What you are asked to do
Look below. Copy each line that has "diversification" in it.

Saved entries
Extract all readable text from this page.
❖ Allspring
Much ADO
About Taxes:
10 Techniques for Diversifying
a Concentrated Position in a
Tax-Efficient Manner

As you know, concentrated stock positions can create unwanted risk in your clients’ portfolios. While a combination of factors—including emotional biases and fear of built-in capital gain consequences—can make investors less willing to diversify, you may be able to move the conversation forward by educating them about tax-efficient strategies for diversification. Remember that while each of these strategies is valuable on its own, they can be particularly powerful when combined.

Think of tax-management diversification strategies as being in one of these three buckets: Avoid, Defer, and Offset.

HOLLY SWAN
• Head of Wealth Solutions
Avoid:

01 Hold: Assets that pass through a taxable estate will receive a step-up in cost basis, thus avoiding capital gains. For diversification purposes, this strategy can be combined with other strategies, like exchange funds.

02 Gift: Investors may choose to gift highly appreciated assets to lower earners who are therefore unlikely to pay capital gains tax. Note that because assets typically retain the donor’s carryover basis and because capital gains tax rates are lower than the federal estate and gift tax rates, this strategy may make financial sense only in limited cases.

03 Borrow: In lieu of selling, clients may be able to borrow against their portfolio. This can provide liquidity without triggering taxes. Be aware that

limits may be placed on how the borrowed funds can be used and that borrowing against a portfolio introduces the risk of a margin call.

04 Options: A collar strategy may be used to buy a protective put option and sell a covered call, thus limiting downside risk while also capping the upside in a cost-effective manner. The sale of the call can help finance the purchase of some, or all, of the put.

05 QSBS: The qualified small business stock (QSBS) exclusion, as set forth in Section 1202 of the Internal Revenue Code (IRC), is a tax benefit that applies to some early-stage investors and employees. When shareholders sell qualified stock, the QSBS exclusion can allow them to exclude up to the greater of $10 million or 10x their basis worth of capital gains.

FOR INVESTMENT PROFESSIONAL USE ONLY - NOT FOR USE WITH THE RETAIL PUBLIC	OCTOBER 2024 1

Task solution
As you know, concentrated stock positions can create unwanted risk in your clients’ portfolios. While a combination of factors—including emotional biases and fear of built-in capital gain consequences—can make investors less willing to diversify, you may be able to move the conversation forward by educating them about tax-efficient strategies for diversification. Remember that while each of these strategies is valuable on its own, they can be particularly powerful when combined.
Think of tax-management diversification strategies as being in one of these three buckets: Avoid, Defer, and Offset.
01 Hold: Assets that pass through a taxable estate will receive a step-up in cost basis, thus avoiding capital gains. For diversification purposes, this strategy can be combined with other strategies, like exchange funds.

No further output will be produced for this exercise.